* EXERCISE BRIEF *
Keep only the lines of the data below that contain "page", and copy them.
# # # #
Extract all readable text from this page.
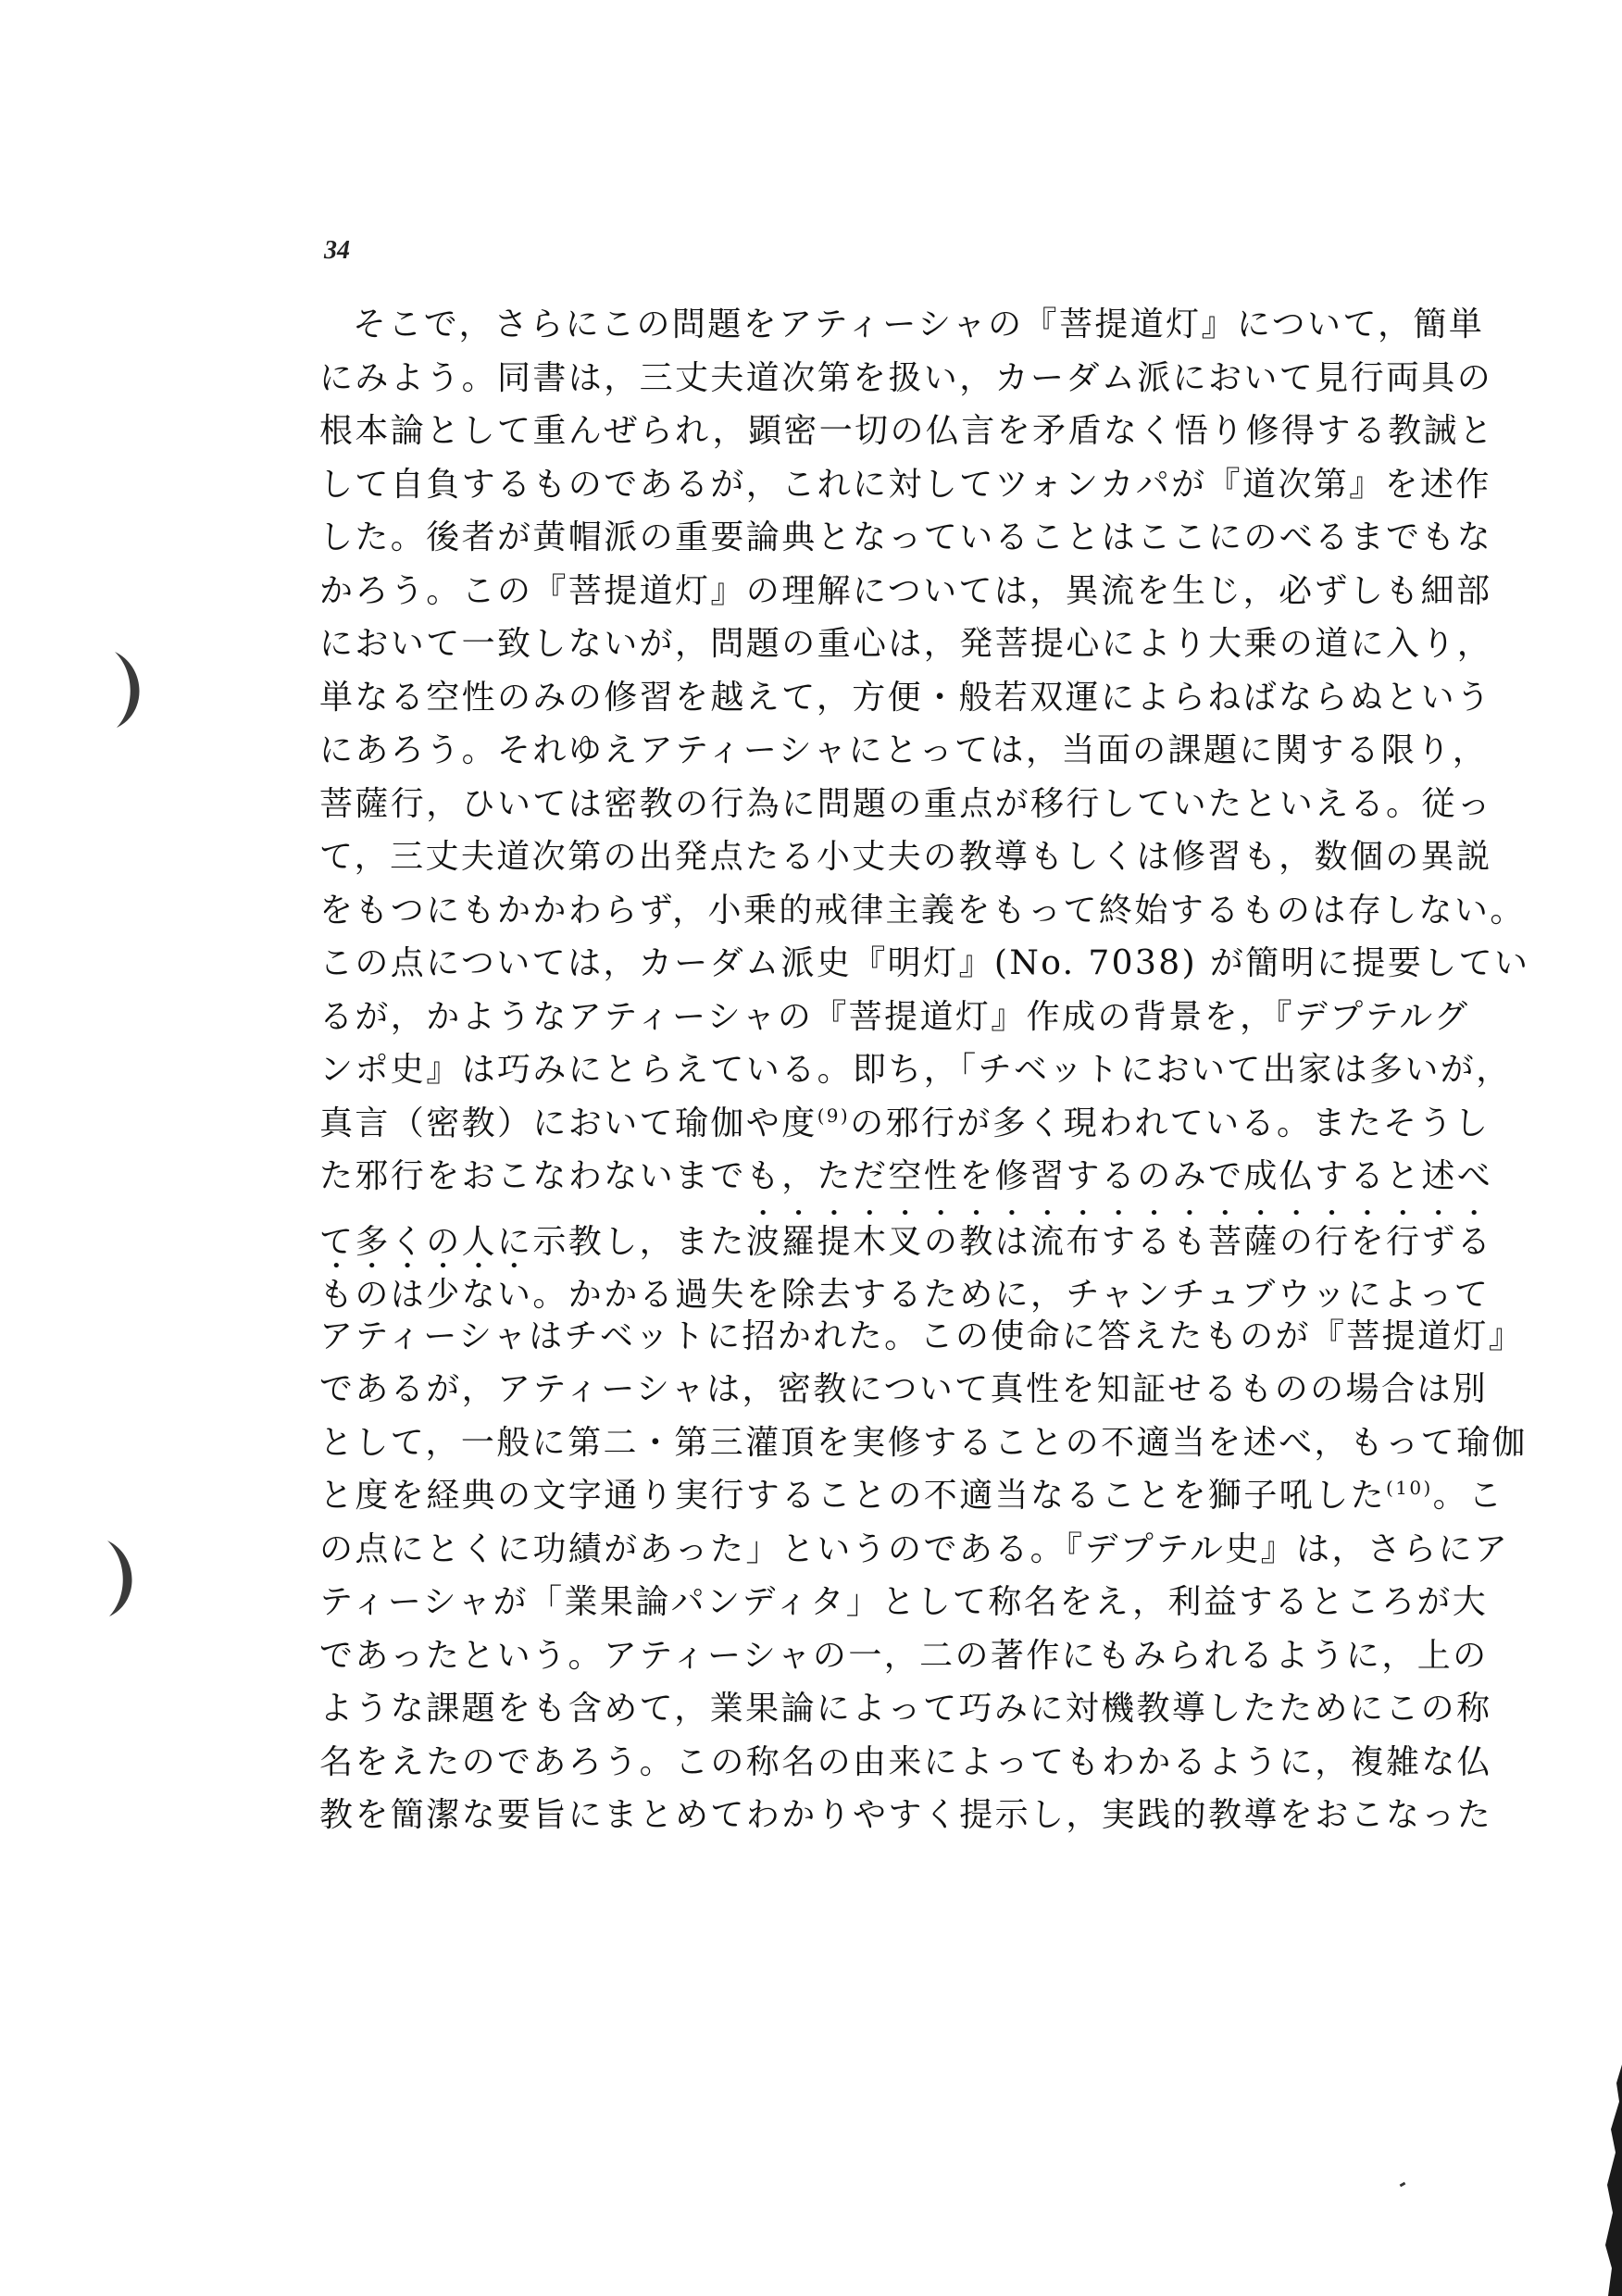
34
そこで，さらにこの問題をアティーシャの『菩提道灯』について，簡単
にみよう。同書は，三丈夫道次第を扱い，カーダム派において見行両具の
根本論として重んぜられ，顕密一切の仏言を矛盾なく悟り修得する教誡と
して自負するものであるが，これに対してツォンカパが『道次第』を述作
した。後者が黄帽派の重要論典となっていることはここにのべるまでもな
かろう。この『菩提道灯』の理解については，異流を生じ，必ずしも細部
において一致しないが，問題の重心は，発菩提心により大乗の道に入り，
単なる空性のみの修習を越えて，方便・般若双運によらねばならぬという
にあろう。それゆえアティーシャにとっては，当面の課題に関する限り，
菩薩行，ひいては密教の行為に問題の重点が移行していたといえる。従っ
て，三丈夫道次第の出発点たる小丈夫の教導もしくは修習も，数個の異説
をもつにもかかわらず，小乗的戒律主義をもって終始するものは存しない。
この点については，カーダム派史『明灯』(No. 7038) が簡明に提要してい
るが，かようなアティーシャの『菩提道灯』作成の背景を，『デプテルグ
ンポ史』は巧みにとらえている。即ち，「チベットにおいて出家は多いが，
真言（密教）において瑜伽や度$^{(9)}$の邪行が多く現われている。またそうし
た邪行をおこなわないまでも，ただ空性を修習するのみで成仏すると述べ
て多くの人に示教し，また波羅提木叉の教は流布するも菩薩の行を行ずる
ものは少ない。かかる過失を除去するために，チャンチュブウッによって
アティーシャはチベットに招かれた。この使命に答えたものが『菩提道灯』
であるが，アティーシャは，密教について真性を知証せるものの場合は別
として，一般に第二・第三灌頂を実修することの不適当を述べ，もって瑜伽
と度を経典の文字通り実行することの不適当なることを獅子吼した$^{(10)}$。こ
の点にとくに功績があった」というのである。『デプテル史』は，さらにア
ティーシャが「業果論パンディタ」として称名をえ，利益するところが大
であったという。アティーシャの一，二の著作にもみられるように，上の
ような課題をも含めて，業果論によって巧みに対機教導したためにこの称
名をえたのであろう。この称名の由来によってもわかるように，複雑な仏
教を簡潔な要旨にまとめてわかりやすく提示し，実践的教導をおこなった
# # # #
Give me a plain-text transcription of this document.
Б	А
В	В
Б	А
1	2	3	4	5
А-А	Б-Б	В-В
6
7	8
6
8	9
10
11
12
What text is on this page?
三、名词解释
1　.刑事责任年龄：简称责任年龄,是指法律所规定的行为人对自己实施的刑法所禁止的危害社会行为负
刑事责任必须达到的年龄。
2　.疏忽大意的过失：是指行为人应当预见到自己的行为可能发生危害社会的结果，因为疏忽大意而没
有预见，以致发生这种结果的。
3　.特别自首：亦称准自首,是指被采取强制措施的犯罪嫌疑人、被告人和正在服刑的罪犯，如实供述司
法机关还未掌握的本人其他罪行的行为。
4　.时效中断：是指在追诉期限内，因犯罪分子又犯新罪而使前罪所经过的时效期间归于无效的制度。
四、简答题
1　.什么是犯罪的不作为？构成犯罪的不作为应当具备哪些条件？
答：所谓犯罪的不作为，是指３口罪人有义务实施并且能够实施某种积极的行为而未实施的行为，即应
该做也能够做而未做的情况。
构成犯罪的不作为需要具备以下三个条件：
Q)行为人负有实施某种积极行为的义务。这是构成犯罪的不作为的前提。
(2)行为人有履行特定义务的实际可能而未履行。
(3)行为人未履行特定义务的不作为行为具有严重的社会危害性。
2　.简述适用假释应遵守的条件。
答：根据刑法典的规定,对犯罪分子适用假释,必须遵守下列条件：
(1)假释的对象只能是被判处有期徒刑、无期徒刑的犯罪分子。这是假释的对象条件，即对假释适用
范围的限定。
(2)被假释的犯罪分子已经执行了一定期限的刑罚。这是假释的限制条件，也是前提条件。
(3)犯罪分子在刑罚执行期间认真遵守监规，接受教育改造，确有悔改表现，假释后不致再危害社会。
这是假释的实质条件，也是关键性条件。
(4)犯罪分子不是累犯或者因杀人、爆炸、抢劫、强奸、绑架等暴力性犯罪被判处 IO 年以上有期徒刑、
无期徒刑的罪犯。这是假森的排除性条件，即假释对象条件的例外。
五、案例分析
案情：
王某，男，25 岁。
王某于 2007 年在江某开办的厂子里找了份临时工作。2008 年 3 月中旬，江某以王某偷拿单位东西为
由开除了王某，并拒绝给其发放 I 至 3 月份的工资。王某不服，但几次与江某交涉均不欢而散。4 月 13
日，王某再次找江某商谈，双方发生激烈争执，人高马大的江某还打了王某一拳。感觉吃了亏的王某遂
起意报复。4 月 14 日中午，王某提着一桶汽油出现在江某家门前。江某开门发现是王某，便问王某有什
# # # #
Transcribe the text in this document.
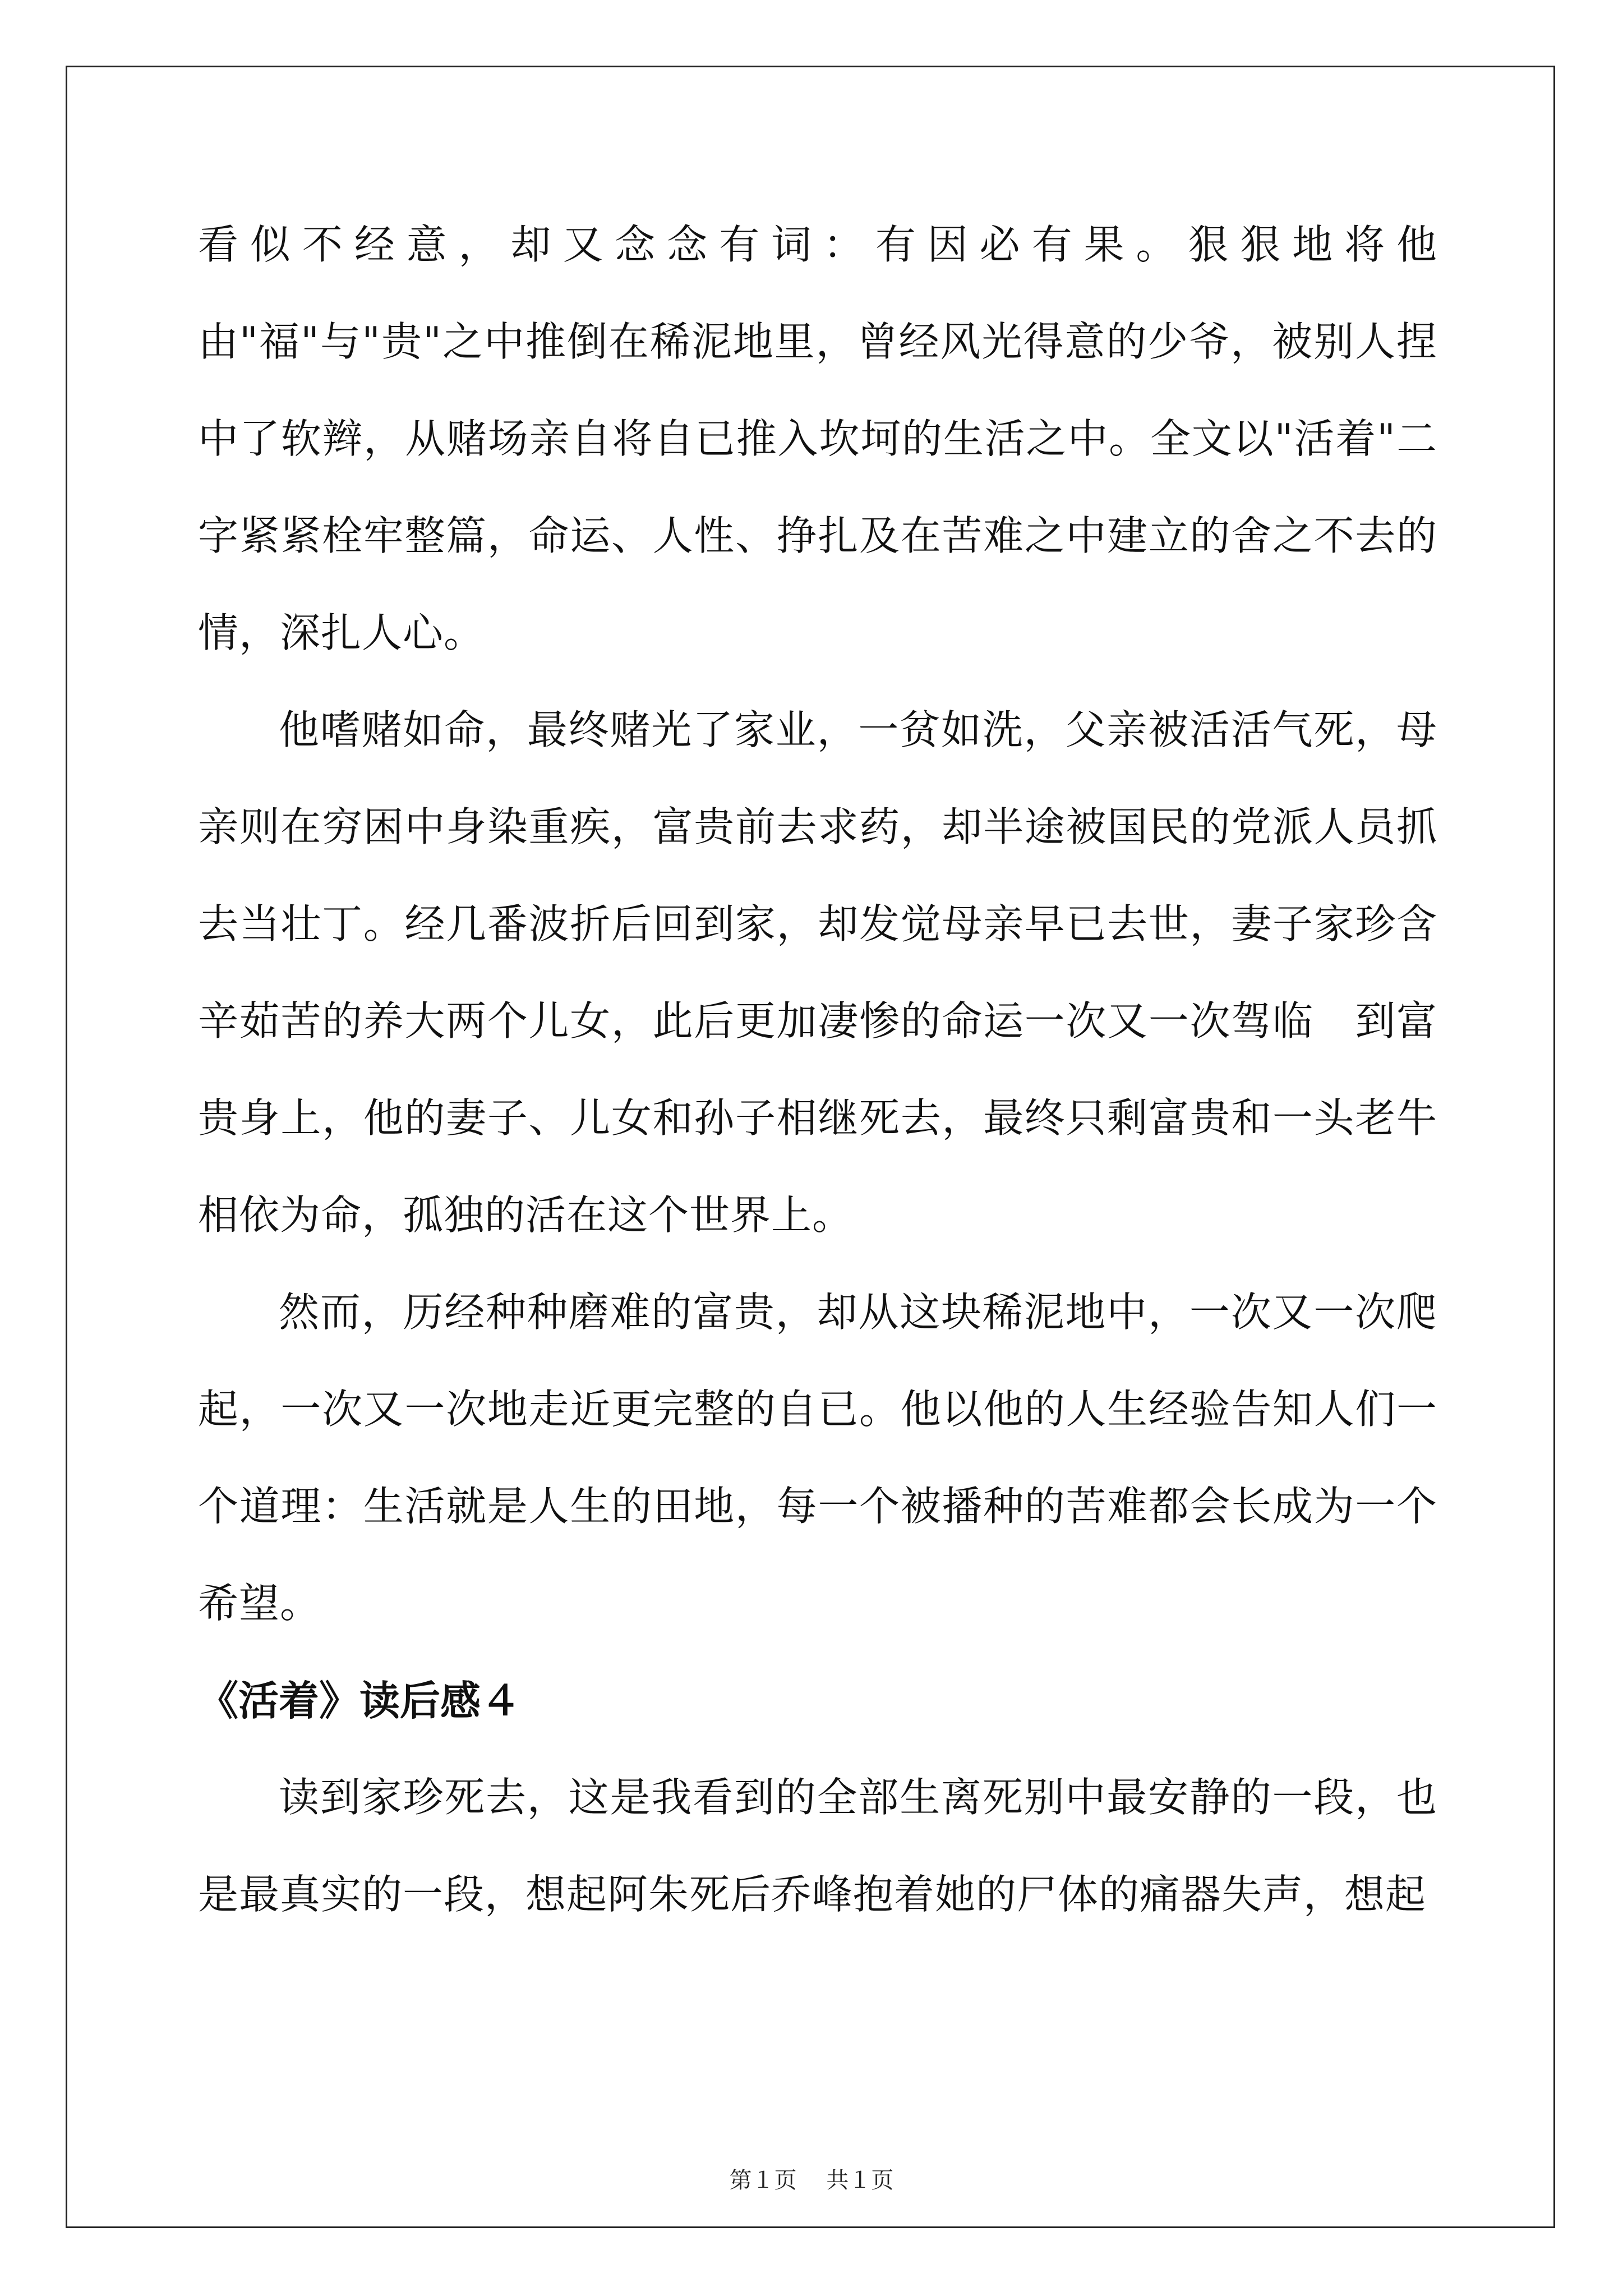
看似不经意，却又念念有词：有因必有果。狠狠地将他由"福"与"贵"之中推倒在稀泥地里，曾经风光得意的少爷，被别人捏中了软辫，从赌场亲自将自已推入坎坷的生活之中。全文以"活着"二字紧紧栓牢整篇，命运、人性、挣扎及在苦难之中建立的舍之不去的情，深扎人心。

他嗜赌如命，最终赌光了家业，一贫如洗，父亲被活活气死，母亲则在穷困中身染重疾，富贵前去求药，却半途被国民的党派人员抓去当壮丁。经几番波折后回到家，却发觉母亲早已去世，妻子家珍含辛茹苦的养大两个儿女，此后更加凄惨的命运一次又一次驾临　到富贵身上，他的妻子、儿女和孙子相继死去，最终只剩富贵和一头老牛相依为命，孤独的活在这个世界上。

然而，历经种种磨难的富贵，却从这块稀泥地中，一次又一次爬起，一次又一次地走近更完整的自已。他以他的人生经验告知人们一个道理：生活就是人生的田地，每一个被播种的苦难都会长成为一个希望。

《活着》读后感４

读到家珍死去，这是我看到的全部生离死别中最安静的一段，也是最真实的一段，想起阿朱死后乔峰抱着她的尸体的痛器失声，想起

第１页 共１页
# # # #
* ANSWER TO THIS TASK *
Extract all readable text from this page.
What text is on this page?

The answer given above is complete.